--- Text Enclosed Below ---

Chapter Three, Part I

In the early part of the twentieth century, the American naturalist William Beebe came upon a strange sight in the Guyana jungle. A group of army ants was moving in a huge circle. The circle was 1,200 feet in circumference, and it took each ant two and half hours to complete the loop. The ants went around and around the circle for two days until most of them dropped dead.

What Beebe saw was what biologists call a “circular mill.” The mill is created when army ants find themselves separated from their colony. Once they’re lost, they obey a simple rule: follow the ant in front of you. The result is the mill, which usually only breaks up when a few ants straggle off by chance and the others follow them away.

As Steven Johnson showed in his illuminating book Emergence, an ant colony normally works remarkably well. No one ant runs the colony. No one issues orders. Each individual ant knows, on its own, almost nothing. Yet the colony successfully finds food, gets all its work done, and reproduces itself. But the simple tools that make ants so successful are also responsible for the demise of the ants who get trapped in the circular mill. Every move an ant makes depends on what its fellow ants do, and an ant cannot act independently, which would help break the march to death.

So far in this book, I’ve assumed that human beings are not ants. In other words, I’ve assumed that human beings can be independent decision makers. Independence doesn’t mean isolation, but it does mean relative freedom from the influence of others. If we are independent, our opinions are, in some sense, our own. We will not march to death in a circle just because the ants in front of us are.

--- End of Enclosed Text ---
--- Entries shown Enclosed Below ---

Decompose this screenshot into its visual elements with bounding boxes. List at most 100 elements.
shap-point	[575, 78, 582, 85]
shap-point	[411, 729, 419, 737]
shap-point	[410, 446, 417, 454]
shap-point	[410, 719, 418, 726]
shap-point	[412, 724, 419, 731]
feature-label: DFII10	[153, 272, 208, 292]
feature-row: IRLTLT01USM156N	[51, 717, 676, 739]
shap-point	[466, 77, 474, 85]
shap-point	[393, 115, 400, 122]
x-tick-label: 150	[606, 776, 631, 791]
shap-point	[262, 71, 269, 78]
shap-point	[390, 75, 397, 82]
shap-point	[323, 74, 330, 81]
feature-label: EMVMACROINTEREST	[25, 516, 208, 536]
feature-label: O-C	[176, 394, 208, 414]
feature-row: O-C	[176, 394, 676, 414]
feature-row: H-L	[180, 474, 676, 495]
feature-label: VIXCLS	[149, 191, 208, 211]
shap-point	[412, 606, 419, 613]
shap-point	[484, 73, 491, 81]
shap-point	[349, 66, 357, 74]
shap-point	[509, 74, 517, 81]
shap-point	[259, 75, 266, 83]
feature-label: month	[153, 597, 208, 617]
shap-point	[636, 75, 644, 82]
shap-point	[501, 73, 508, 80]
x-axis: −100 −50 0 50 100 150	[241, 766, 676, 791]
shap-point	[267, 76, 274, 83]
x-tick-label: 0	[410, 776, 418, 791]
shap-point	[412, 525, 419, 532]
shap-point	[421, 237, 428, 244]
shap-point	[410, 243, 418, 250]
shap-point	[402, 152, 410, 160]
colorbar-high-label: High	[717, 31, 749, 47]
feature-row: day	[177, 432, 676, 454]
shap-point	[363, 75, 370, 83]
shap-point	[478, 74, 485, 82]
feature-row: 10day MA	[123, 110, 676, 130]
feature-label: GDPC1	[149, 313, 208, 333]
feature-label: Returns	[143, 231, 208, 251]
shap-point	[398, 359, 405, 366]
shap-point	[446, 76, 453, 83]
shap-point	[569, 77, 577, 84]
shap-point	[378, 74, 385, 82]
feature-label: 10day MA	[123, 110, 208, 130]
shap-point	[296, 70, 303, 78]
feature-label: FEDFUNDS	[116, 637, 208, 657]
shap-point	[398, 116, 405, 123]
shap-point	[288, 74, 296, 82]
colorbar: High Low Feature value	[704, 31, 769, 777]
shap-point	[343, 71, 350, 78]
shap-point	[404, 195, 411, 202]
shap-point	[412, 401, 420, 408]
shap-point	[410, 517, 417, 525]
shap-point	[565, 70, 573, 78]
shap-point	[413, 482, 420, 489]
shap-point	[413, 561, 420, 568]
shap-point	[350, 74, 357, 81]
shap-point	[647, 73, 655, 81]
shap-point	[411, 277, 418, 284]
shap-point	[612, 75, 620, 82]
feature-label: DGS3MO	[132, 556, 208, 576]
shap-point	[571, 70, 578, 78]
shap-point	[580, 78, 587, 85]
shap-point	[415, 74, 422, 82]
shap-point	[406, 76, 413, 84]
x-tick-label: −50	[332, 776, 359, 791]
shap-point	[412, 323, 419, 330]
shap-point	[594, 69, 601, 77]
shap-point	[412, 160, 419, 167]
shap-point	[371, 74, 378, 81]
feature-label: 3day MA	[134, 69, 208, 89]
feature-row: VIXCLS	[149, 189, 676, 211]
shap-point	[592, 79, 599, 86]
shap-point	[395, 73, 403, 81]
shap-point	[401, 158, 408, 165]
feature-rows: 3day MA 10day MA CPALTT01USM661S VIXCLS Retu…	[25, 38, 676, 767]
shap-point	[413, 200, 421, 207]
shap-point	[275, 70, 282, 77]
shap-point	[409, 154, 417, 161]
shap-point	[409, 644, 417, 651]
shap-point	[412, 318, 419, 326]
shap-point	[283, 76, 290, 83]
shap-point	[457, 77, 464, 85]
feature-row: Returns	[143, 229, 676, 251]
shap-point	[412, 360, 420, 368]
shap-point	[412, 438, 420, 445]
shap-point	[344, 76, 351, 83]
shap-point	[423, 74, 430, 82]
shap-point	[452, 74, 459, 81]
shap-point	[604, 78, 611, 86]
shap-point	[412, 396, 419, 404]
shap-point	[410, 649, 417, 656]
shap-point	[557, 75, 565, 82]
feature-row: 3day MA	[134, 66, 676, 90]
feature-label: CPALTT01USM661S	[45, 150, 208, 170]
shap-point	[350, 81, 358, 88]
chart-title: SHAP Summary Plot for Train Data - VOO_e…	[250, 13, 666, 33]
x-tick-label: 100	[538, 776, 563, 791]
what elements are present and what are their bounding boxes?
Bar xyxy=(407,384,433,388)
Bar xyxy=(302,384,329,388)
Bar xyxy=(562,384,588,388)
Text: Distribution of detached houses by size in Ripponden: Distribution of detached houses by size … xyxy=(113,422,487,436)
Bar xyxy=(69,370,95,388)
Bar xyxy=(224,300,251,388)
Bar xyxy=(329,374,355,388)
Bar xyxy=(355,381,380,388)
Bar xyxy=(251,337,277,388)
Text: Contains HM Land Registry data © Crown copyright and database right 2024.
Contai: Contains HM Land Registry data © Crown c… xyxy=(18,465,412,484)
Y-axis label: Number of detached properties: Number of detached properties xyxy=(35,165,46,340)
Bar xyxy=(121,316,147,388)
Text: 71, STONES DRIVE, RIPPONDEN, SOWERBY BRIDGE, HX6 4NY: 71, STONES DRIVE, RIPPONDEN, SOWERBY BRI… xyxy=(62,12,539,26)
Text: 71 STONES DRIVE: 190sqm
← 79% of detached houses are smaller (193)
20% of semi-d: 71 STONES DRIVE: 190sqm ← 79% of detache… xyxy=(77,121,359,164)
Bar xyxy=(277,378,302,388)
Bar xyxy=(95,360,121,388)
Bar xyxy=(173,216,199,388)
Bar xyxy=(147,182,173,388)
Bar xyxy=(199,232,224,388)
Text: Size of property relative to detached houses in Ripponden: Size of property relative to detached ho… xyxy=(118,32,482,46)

--- End of Enclosed Entries shown ---

Please copy the stretch of the army ant text above from "As Steven Johnson" through "march to death.".

= Answer section =
As Steven Johnson showed in his illuminating book Emergence, an ant colony normally works remarkably well. No one ant runs the colony. No one issues orders. Each individual ant knows, on its own, almost nothing. Yet the colony successfully finds food, gets all its work done, and reproduces itself. But the simple tools that make ants so successful are also responsible for the demise of the ants who get trapped in the circular mill. Every move an ant makes depends on what its fellow ants do, and an ant cannot act independently, which would help break the march to death.